[BEGIN PROVIDED ENTRIES]

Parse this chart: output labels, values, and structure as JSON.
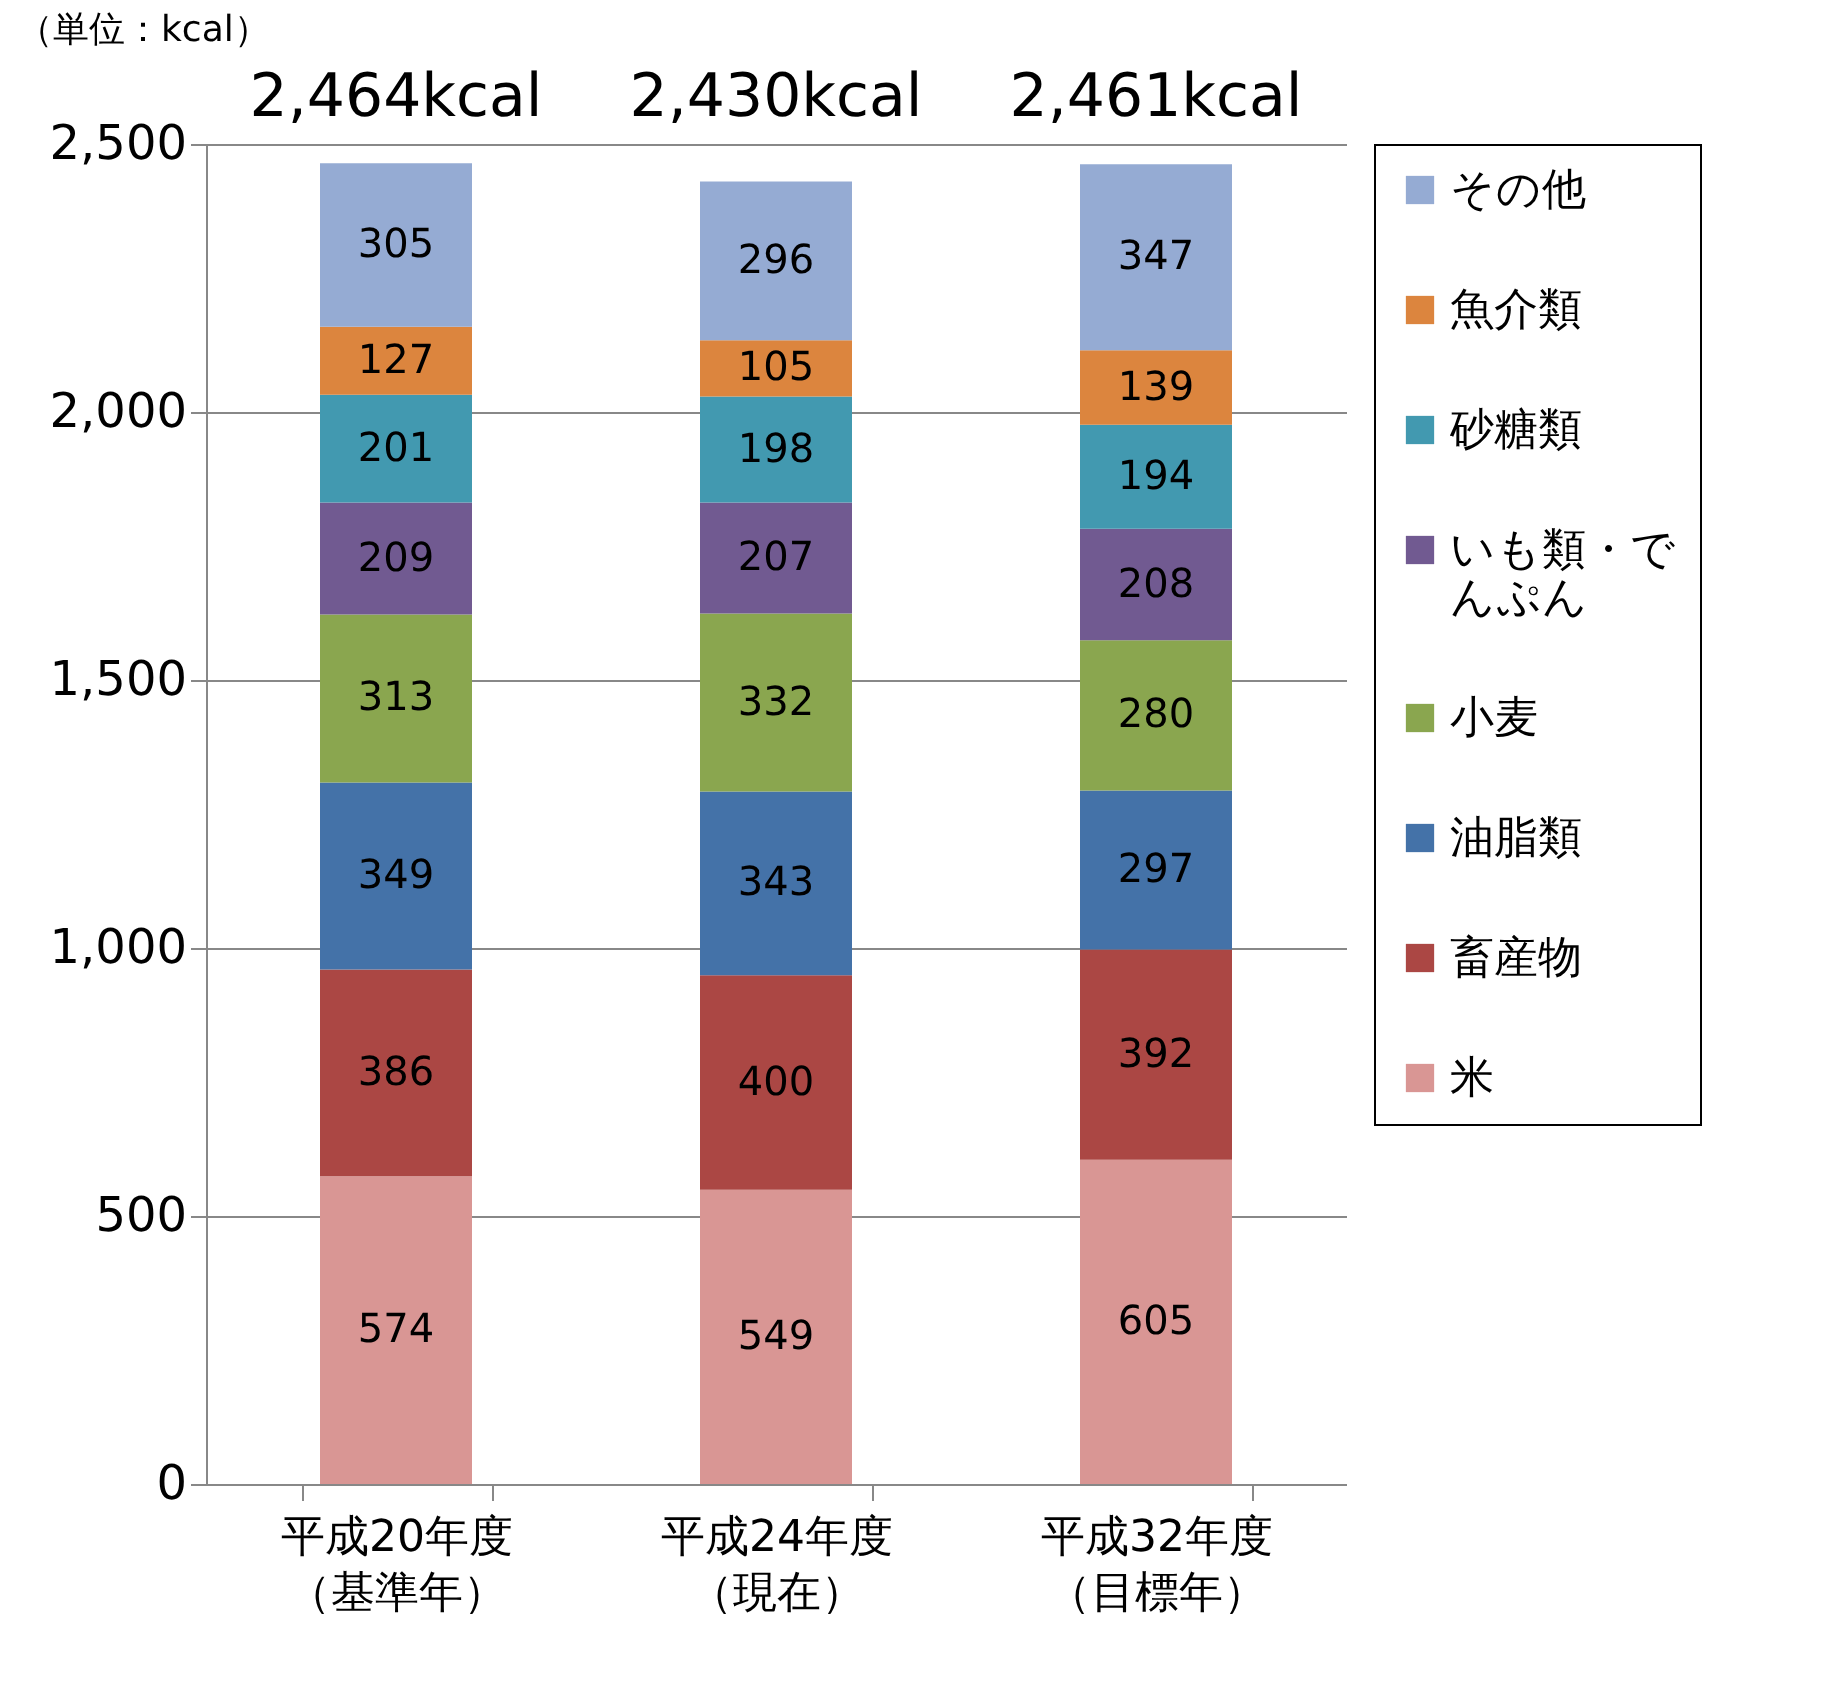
{
  "chart_data": {
    "type": "bar",
    "stacked": true,
    "ylabel": "（単位：kcal）",
    "categories": [
      "平成20年度（基準年）",
      "平成24年度（現在）",
      "平成32年度（目標年）"
    ],
    "series": [
      {
        "name": "米",
        "color": "#d99694",
        "values": [
          574,
          549,
          605
        ]
      },
      {
        "name": "畜産物",
        "color": "#ab4744",
        "values": [
          386,
          400,
          392
        ]
      },
      {
        "name": "油脂類",
        "color": "#4472a8",
        "values": [
          349,
          343,
          297
        ]
      },
      {
        "name": "小麦",
        "color": "#8aa64f",
        "values": [
          313,
          332,
          280
        ]
      },
      {
        "name": "いも類・でんぷん",
        "color": "#715a91",
        "values": [
          209,
          207,
          208
        ]
      },
      {
        "name": "砂糖類",
        "color": "#4299b0",
        "values": [
          201,
          198,
          194
        ]
      },
      {
        "name": "魚介類",
        "color": "#dc853e",
        "values": [
          127,
          105,
          139
        ]
      },
      {
        "name": "その他",
        "color": "#95abd3",
        "values": [
          305,
          296,
          347
        ]
      }
    ],
    "totals": [
      "2,464kcal",
      "2,430kcal",
      "2,461kcal"
    ],
    "ylim": [
      0,
      2500
    ],
    "yticks": [
      0,
      500,
      {
        "value": 1000,
        "label": "1,000"
      },
      {
        "value": 1500,
        "label": "1,500"
      },
      {
        "value": 2000,
        "label": "2,000"
      },
      {
        "value": 2500,
        "label": "2,500"
      }
    ],
    "grid": "y",
    "data_labels": true,
    "legend": "right"
  }
}
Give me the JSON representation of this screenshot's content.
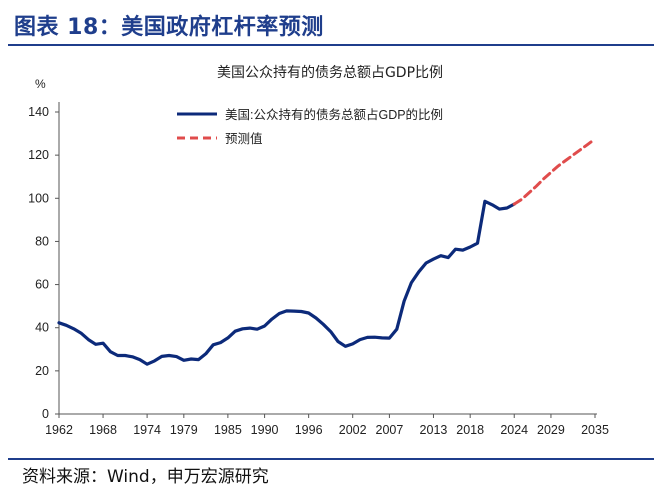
{
  "figure": {
    "title": "图表 18：美国政府杠杆率预测",
    "source": "资料来源：Wind，申万宏源研究"
  },
  "colors": {
    "accent": "#1f3e8c",
    "series_actual": "#0c2a7a",
    "series_forecast": "#e04c4c"
  },
  "chart_data": {
    "type": "line",
    "title": "美国公众持有的债务总额占GDP比例",
    "ylabel": "%",
    "xlabel": "",
    "xlim": [
      1962,
      2035
    ],
    "ylim": [
      0,
      140
    ],
    "x_ticks": [
      "1962",
      "1968",
      "1974",
      "1979",
      "1985",
      "1990",
      "1996",
      "2002",
      "2007",
      "2013",
      "2018",
      "2024",
      "2029",
      "2035"
    ],
    "y_ticks": [
      "0",
      "20",
      "40",
      "60",
      "80",
      "100",
      "120",
      "140"
    ],
    "grid": false,
    "legend_position": "top-left",
    "series": [
      {
        "name": "美国:公众持有的债务总额占GDP的比例",
        "style": "solid",
        "x": [
          1962,
          1963,
          1964,
          1965,
          1966,
          1967,
          1968,
          1969,
          1970,
          1971,
          1972,
          1973,
          1974,
          1975,
          1976,
          1977,
          1978,
          1979,
          1980,
          1981,
          1982,
          1983,
          1984,
          1985,
          1986,
          1987,
          1988,
          1989,
          1990,
          1991,
          1992,
          1993,
          1994,
          1995,
          1996,
          1997,
          1998,
          1999,
          2000,
          2001,
          2002,
          2003,
          2004,
          2005,
          2006,
          2007,
          2008,
          2009,
          2010,
          2011,
          2012,
          2013,
          2014,
          2015,
          2016,
          2017,
          2018,
          2019,
          2020,
          2021,
          2022,
          2023,
          2024
        ],
        "y": [
          42.3,
          41.1,
          39.5,
          37.5,
          34.5,
          32.3,
          32.8,
          28.9,
          27.1,
          27.1,
          26.5,
          25.2,
          23.1,
          24.6,
          26.7,
          27.1,
          26.6,
          24.9,
          25.5,
          25.2,
          27.9,
          32.1,
          33.1,
          35.3,
          38.4,
          39.5,
          39.8,
          39.3,
          40.8,
          44.0,
          46.6,
          47.8,
          47.7,
          47.5,
          46.8,
          44.5,
          41.6,
          38.2,
          33.6,
          31.4,
          32.5,
          34.5,
          35.5,
          35.6,
          35.3,
          35.2,
          39.3,
          52.3,
          60.9,
          65.9,
          70.0,
          71.8,
          73.4,
          72.5,
          76.4,
          76.0,
          77.4,
          79.2,
          98.6,
          97.0,
          95.0,
          95.5,
          97.3
        ]
      },
      {
        "name": "预测值",
        "style": "dashed",
        "x": [
          2024,
          2025,
          2026,
          2027,
          2028,
          2029,
          2030,
          2031,
          2032,
          2033,
          2034,
          2035
        ],
        "y": [
          97.3,
          99.5,
          102.5,
          105.6,
          109.0,
          112.0,
          115.0,
          117.5,
          120.0,
          122.5,
          125.0,
          127.5
        ]
      }
    ]
  }
}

[END PROVIDED ENTRIES]

» WORK TO BE COMPLETED: Pictures in the data above should not be copied; transcribe everything else exactly.

» SOLVED EXERCISE:
Parse this chart: output labels, values, and structure as JSON.
{
  "chart_data": {
    "type": "bar",
    "stacked": true,
    "ylabel": "（単位：kcal）",
    "categories": [
      "平成20年度（基準年）",
      "平成24年度（現在）",
      "平成32年度（目標年）"
    ],
    "series": [
      {
        "name": "米",
        "color": "#d99694",
        "values": [
          574,
          549,
          605
        ]
      },
      {
        "name": "畜産物",
        "color": "#ab4744",
        "values": [
          386,
          400,
          392
        ]
      },
      {
        "name": "油脂類",
        "color": "#4472a8",
        "values": [
          349,
          343,
          297
        ]
      },
      {
        "name": "小麦",
        "color": "#8aa64f",
        "values": [
          313,
          332,
          280
        ]
      },
      {
        "name": "いも類・でんぷん",
        "color": "#715a91",
        "values": [
          209,
          207,
          208
        ]
      },
      {
        "name": "砂糖類",
        "color": "#4299b0",
        "values": [
          201,
          198,
          194
        ]
      },
      {
        "name": "魚介類",
        "color": "#dc853e",
        "values": [
          127,
          105,
          139
        ]
      },
      {
        "name": "その他",
        "color": "#95abd3",
        "values": [
          305,
          296,
          347
        ]
      }
    ],
    "totals": [
      "2,464kcal",
      "2,430kcal",
      "2,461kcal"
    ],
    "ylim": [
      0,
      2500
    ],
    "yticks": [
      0,
      500,
      {
        "value": 1000,
        "label": "1,000"
      },
      {
        "value": 1500,
        "label": "1,500"
      },
      {
        "value": 2000,
        "label": "2,000"
      },
      {
        "value": 2500,
        "label": "2,500"
      }
    ],
    "grid": "y",
    "data_labels": true,
    "legend": "right"
  }
}
Give me the JSON representation of this screenshot's content.
{
  "figure": {
    "title": "图表 18：美国政府杠杆率预测",
    "source": "资料来源：Wind，申万宏源研究"
  },
  "colors": {
    "accent": "#1f3e8c",
    "series_actual": "#0c2a7a",
    "series_forecast": "#e04c4c"
  },
  "chart_data": {
    "type": "line",
    "title": "美国公众持有的债务总额占GDP比例",
    "ylabel": "%",
    "xlabel": "",
    "xlim": [
      1962,
      2035
    ],
    "ylim": [
      0,
      140
    ],
    "x_ticks": [
      "1962",
      "1968",
      "1974",
      "1979",
      "1985",
      "1990",
      "1996",
      "2002",
      "2007",
      "2013",
      "2018",
      "2024",
      "2029",
      "2035"
    ],
    "y_ticks": [
      "0",
      "20",
      "40",
      "60",
      "80",
      "100",
      "120",
      "140"
    ],
    "grid": false,
    "legend_position": "top-left",
    "series": [
      {
        "name": "美国:公众持有的债务总额占GDP的比例",
        "style": "solid",
        "x": [
          1962,
          1963,
          1964,
          1965,
          1966,
          1967,
          1968,
          1969,
          1970,
          1971,
          1972,
          1973,
          1974,
          1975,
          1976,
          1977,
          1978,
          1979,
          1980,
          1981,
          1982,
          1983,
          1984,
          1985,
          1986,
          1987,
          1988,
          1989,
          1990,
          1991,
          1992,
          1993,
          1994,
          1995,
          1996,
          1997,
          1998,
          1999,
          2000,
          2001,
          2002,
          2003,
          2004,
          2005,
          2006,
          2007,
          2008,
          2009,
          2010,
          2011,
          2012,
          2013,
          2014,
          2015,
          2016,
          2017,
          2018,
          2019,
          2020,
          2021,
          2022,
          2023,
          2024
        ],
        "y": [
          42.3,
          41.1,
          39.5,
          37.5,
          34.5,
          32.3,
          32.8,
          28.9,
          27.1,
          27.1,
          26.5,
          25.2,
          23.1,
          24.6,
          26.7,
          27.1,
          26.6,
          24.9,
          25.5,
          25.2,
          27.9,
          32.1,
          33.1,
          35.3,
          38.4,
          39.5,
          39.8,
          39.3,
          40.8,
          44.0,
          46.6,
          47.8,
          47.7,
          47.5,
          46.8,
          44.5,
          41.6,
          38.2,
          33.6,
          31.4,
          32.5,
          34.5,
          35.5,
          35.6,
          35.3,
          35.2,
          39.3,
          52.3,
          60.9,
          65.9,
          70.0,
          71.8,
          73.4,
          72.5,
          76.4,
          76.0,
          77.4,
          79.2,
          98.6,
          97.0,
          95.0,
          95.5,
          97.3
        ]
      },
      {
        "name": "预测值",
        "style": "dashed",
        "x": [
          2024,
          2025,
          2026,
          2027,
          2028,
          2029,
          2030,
          2031,
          2032,
          2033,
          2034,
          2035
        ],
        "y": [
          97.3,
          99.5,
          102.5,
          105.6,
          109.0,
          112.0,
          115.0,
          117.5,
          120.0,
          122.5,
          125.0,
          127.5
        ]
      }
    ]
  }
}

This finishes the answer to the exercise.